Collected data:
--*--

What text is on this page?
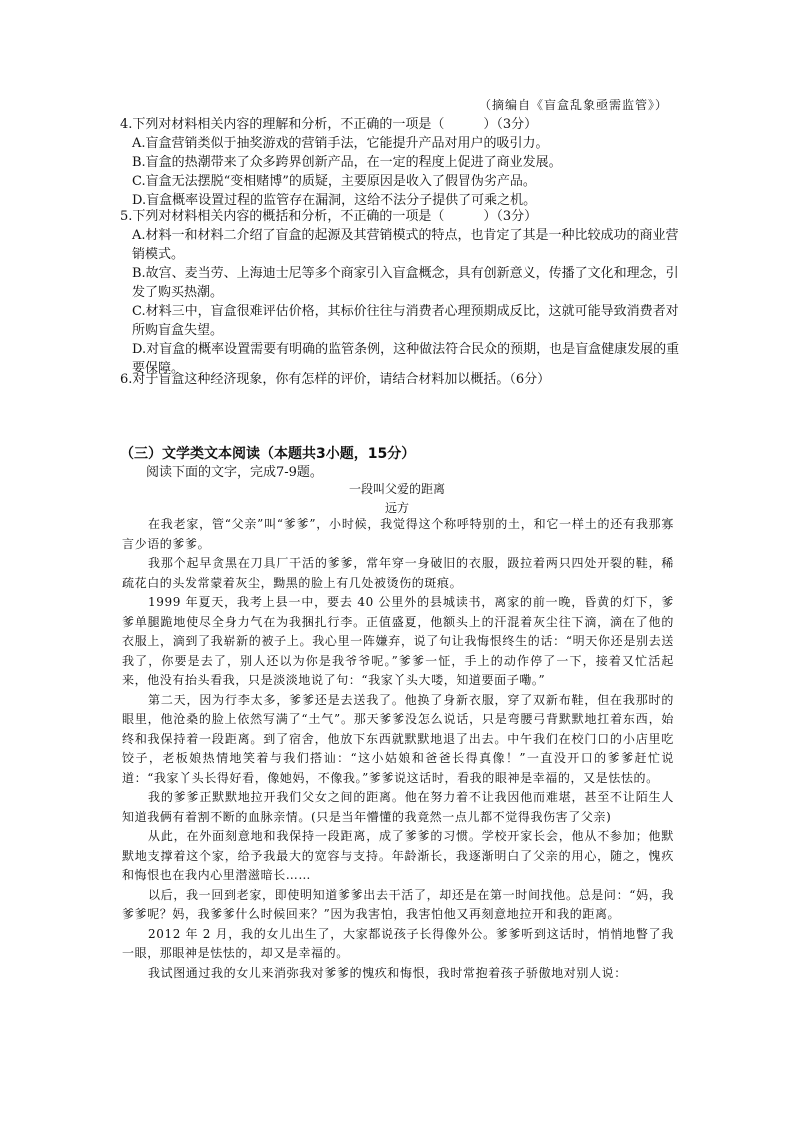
（摘编自《盲盒乱象亟需监管》）

4.下列对材料相关内容的理解和分析，不正确的一项是（　　　）（3分）

A.盲盒营销类似于抽奖游戏的营销手法，它能提升产品对用户的吸引力。

B.盲盒的热潮带来了众多跨界创新产品，在一定的程度上促进了商业发展。

C.盲盒无法摆脱“变相赌博”的质疑，主要原因是收入了假冒伪劣产品。

D.盲盒概率设置过程的监管存在漏洞，这给不法分子提供了可乘之机。

5.下列对材料相关内容的概括和分析，不正确的一项是（　　　）（3分）

A.材料一和材料二介绍了盲盒的起源及其营销模式的特点，也肯定了其是一种比较成功的商业营销模式。

B.故宫、麦当劳、上海迪士尼等多个商家引入盲盒概念，具有创新意义，传播了文化和理念，引发了购买热潮。

C.材料三中，盲盒很难评估价格，其标价往往与消费者心理预期成反比，这就可能导致消费者对所购盲盒失望。

D.对盲盒的概率设置需要有明确的监管条例，这种做法符合民众的预期，也是盲盒健康发展的重要保障。

6.对于盲盒这种经济现象，你有怎样的评价，请结合材料加以概括。（6分）

（三）文学类文本阅读（本题共3小题，15分）
阅读下面的文字，完成7-9题。
一段叫父爱的距离
远方

在我老家，管“父亲”叫“爹爹”，小时候，我觉得这个称呼特别的土，和它一样土的还有我那寡言少语的爹爹。

我那个起早贪黑在刀具厂干活的爹爹，常年穿一身破旧的衣服，趿拉着两只四处开裂的鞋，稀疏花白的头发常蒙着灰尘，黝黑的脸上有几处被烫伤的斑痕。

1999 年夏天，我考上县一中，要去 40 公里外的县城读书，离家的前一晚，昏黄的灯下，爹爹单腿跪地使尽全身力气在为我捆扎行李。正值盛夏，他额头上的汗混着灰尘往下滴，滴在了他的衣服上，滴到了我崭新的被子上。我心里一阵嫌弃，说了句让我悔恨终生的话：“明天你还是别去送我了，你要是去了，别人还以为你是我爷爷呢。”爹爹一怔，手上的动作停了一下，接着又忙活起来，他没有抬头看我，只是淡淡地说了句：“我家丫头大喽，知道要面子嘞。”

第二天，因为行李太多，爹爹还是去送我了。他换了身新衣服，穿了双新布鞋，但在我那时的眼里，他沧桑的脸上依然写满了“土气”。那天爹爹没怎么说话，只是弯腰弓背默默地扛着东西，始终和我保持着一段距离。到了宿舍，他放下东西就默默地退了出去。中午我们在校门口的小店里吃饺子，老板娘热情地笑着与我们搭讪：“这小姑娘和爸爸长得真像！”一直没开口的爹爹赶忙说道：“我家丫头长得好看，像她妈，不像我。”爹爹说这话时，看我的眼神是幸福的，又是怯怯的。

我的爹爹正默默地拉开我们父女之间的距离。他在努力着不让我因他而难堪，甚至不让陌生人知道我俩有着割不断的血脉亲情。(只是当年懵懂的我竟然一点儿都不觉得我伤害了父亲)

从此，在外面刻意地和我保持一段距离，成了爹爹的习惯。学校开家长会，他从不参加；他默默地支撑着这个家，给予我最大的宽容与支持。年龄渐长，我逐渐明白了父亲的用心，随之，愧疚和悔恨也在我内心里潜滋暗长……

以后，我一回到老家，即使明知道爹爹出去干活了，却还是在第一时间找他。总是问：“妈，我爹爹呢？妈，我爹爹什么时候回来？”因为我害怕，我害怕他又再刻意地拉开和我的距离。

2012 年 2 月，我的女儿出生了，大家都说孩子长得像外公。爹爹听到这话时，悄悄地瞥了我一眼，那眼神是怯怯的，却又是幸福的。

我试图通过我的女儿来消弥我对爹爹的愧疚和悔恨，我时常抱着孩子骄傲地对别人说：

--*--

▸ Exercise aim
Write out all the entries exactly, except for the pictures.

▸ Solved exercise
What text is on this page?
（摘编自《盲盒乱象亟需监管》）

4.下列对材料相关内容的理解和分析，不正确的一项是（　　　）（3分）

A.盲盒营销类似于抽奖游戏的营销手法，它能提升产品对用户的吸引力。

B.盲盒的热潮带来了众多跨界创新产品，在一定的程度上促进了商业发展。

C.盲盒无法摆脱“变相赌博”的质疑，主要原因是收入了假冒伪劣产品。

D.盲盒概率设置过程的监管存在漏洞，这给不法分子提供了可乘之机。

5.下列对材料相关内容的概括和分析，不正确的一项是（　　　）（3分）

A.材料一和材料二介绍了盲盒的起源及其营销模式的特点，也肯定了其是一种比较成功的商业营销模式。

B.故宫、麦当劳、上海迪士尼等多个商家引入盲盒概念，具有创新意义，传播了文化和理念，引发了购买热潮。

C.材料三中，盲盒很难评估价格，其标价往往与消费者心理预期成反比，这就可能导致消费者对所购盲盒失望。

D.对盲盒的概率设置需要有明确的监管条例，这种做法符合民众的预期，也是盲盒健康发展的重要保障。

6.对于盲盒这种经济现象，你有怎样的评价，请结合材料加以概括。（6分）

（三）文学类文本阅读（本题共3小题，15分）
阅读下面的文字，完成7-9题。
一段叫父爱的距离
远方

在我老家，管“父亲”叫“爹爹”，小时候，我觉得这个称呼特别的土，和它一样土的还有我那寡言少语的爹爹。

我那个起早贪黑在刀具厂干活的爹爹，常年穿一身破旧的衣服，趿拉着两只四处开裂的鞋，稀疏花白的头发常蒙着灰尘，黝黑的脸上有几处被烫伤的斑痕。

1999 年夏天，我考上县一中，要去 40 公里外的县城读书，离家的前一晚，昏黄的灯下，爹爹单腿跪地使尽全身力气在为我捆扎行李。正值盛夏，他额头上的汗混着灰尘往下滴，滴在了他的衣服上，滴到了我崭新的被子上。我心里一阵嫌弃，说了句让我悔恨终生的话：“明天你还是别去送我了，你要是去了，别人还以为你是我爷爷呢。”爹爹一怔，手上的动作停了一下，接着又忙活起来，他没有抬头看我，只是淡淡地说了句：“我家丫头大喽，知道要面子嘞。”

第二天，因为行李太多，爹爹还是去送我了。他换了身新衣服，穿了双新布鞋，但在我那时的眼里，他沧桑的脸上依然写满了“土气”。那天爹爹没怎么说话，只是弯腰弓背默默地扛着东西，始终和我保持着一段距离。到了宿舍，他放下东西就默默地退了出去。中午我们在校门口的小店里吃饺子，老板娘热情地笑着与我们搭讪：“这小姑娘和爸爸长得真像！”一直没开口的爹爹赶忙说道：“我家丫头长得好看，像她妈，不像我。”爹爹说这话时，看我的眼神是幸福的，又是怯怯的。

我的爹爹正默默地拉开我们父女之间的距离。他在努力着不让我因他而难堪，甚至不让陌生人知道我俩有着割不断的血脉亲情。(只是当年懵懂的我竟然一点儿都不觉得我伤害了父亲)

从此，在外面刻意地和我保持一段距离，成了爹爹的习惯。学校开家长会，他从不参加；他默默地支撑着这个家，给予我最大的宽容与支持。年龄渐长，我逐渐明白了父亲的用心，随之，愧疚和悔恨也在我内心里潜滋暗长……

以后，我一回到老家，即使明知道爹爹出去干活了，却还是在第一时间找他。总是问：“妈，我爹爹呢？妈，我爹爹什么时候回来？”因为我害怕，我害怕他又再刻意地拉开和我的距离。

2012 年 2 月，我的女儿出生了，大家都说孩子长得像外公。爹爹听到这话时，悄悄地瞥了我一眼，那眼神是怯怯的，却又是幸福的。

我试图通过我的女儿来消弥我对爹爹的愧疚和悔恨，我时常抱着孩子骄傲地对别人说：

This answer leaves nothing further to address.